■ THE PROBLEM
In the entries below, how many lines hold the string "Analyst"? Give only the number.

■ Dataset records
:::::

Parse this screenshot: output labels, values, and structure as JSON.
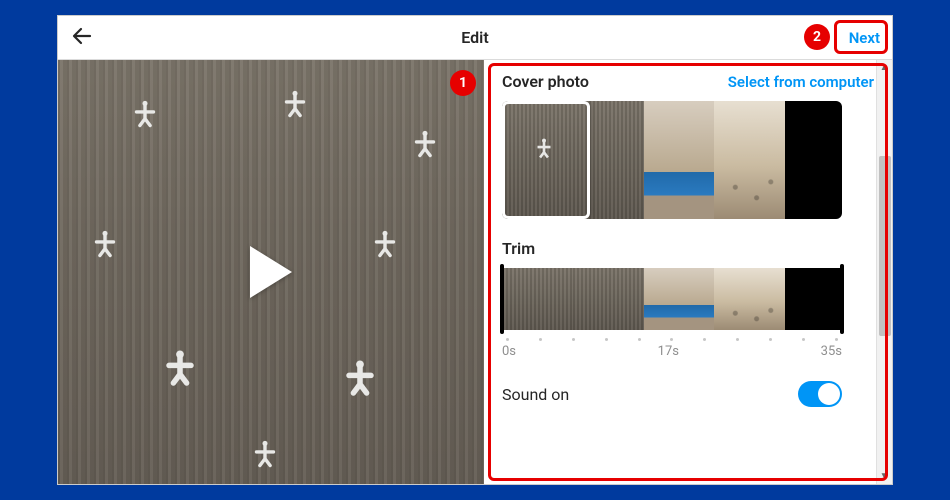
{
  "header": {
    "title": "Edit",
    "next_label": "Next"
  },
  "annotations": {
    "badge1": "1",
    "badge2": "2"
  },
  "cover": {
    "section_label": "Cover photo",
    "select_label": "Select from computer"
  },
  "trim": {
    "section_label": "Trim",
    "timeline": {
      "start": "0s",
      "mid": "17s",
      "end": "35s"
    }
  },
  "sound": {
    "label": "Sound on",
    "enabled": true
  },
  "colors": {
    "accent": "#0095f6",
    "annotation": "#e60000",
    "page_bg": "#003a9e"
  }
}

:::::

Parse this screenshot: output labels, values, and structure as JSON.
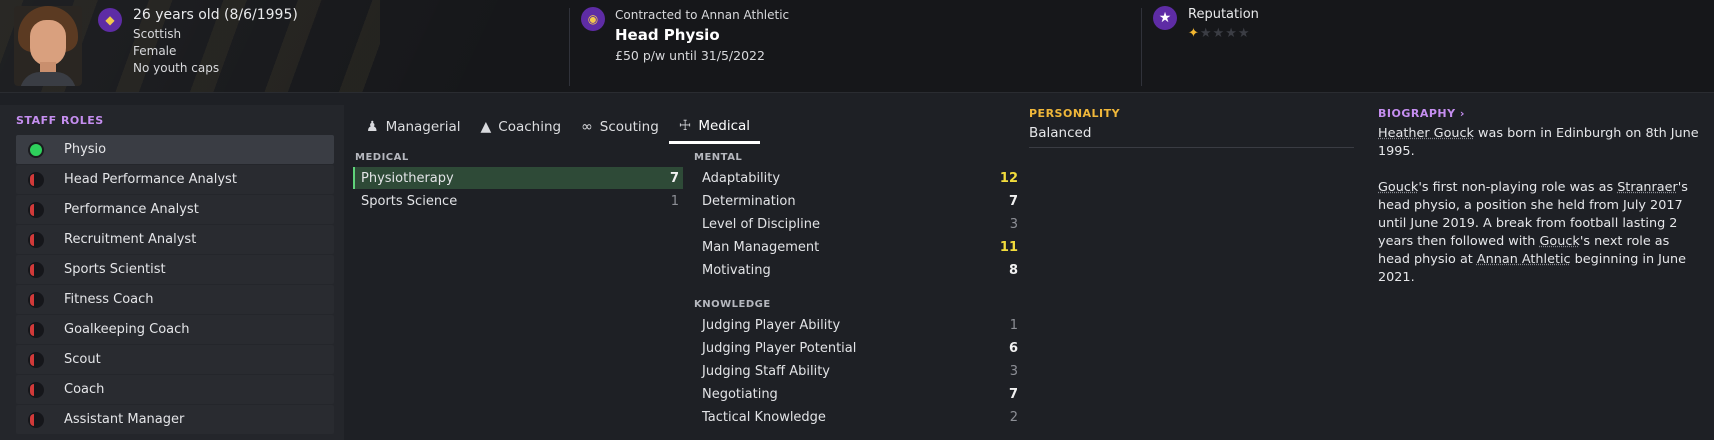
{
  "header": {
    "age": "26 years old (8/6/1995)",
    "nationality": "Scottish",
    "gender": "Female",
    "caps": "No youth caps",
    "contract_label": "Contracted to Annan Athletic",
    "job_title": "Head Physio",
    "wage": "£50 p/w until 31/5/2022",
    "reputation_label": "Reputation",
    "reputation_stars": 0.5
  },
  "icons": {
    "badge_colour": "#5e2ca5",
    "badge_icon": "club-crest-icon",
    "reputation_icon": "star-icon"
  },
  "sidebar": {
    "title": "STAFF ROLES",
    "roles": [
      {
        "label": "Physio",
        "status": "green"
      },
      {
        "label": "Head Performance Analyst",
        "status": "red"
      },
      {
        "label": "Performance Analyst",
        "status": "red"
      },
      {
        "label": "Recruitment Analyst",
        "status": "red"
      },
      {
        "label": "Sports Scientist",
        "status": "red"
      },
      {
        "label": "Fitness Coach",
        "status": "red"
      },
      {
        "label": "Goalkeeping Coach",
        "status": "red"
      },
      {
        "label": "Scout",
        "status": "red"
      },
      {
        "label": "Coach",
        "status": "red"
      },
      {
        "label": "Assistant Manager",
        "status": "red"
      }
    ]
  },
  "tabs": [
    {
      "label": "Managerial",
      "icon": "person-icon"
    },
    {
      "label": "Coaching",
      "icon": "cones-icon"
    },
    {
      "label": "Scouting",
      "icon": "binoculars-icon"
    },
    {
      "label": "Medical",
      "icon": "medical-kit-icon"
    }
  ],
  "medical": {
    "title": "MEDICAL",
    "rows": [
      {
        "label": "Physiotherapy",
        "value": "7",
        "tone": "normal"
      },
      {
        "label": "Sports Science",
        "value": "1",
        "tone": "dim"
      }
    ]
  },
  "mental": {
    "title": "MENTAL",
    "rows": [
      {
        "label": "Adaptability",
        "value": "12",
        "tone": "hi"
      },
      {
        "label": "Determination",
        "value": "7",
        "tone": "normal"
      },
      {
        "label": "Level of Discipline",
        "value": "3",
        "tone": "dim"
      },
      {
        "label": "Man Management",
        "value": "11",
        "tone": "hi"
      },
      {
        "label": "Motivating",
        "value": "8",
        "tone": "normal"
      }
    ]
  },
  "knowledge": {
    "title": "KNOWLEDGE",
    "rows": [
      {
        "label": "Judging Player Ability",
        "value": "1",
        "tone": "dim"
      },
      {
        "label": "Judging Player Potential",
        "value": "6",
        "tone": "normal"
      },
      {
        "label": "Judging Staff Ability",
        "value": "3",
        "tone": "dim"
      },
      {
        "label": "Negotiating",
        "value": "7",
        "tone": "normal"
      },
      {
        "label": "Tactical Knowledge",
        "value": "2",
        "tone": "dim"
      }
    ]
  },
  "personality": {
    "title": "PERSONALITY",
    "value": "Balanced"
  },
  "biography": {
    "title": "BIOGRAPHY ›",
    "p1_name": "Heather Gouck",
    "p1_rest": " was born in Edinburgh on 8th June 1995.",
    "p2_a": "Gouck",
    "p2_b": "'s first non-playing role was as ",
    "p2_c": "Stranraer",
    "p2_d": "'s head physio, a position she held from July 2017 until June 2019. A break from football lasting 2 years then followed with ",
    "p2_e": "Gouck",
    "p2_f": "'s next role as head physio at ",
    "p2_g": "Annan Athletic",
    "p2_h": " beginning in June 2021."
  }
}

:::::

■ WRITTEN REPLY
3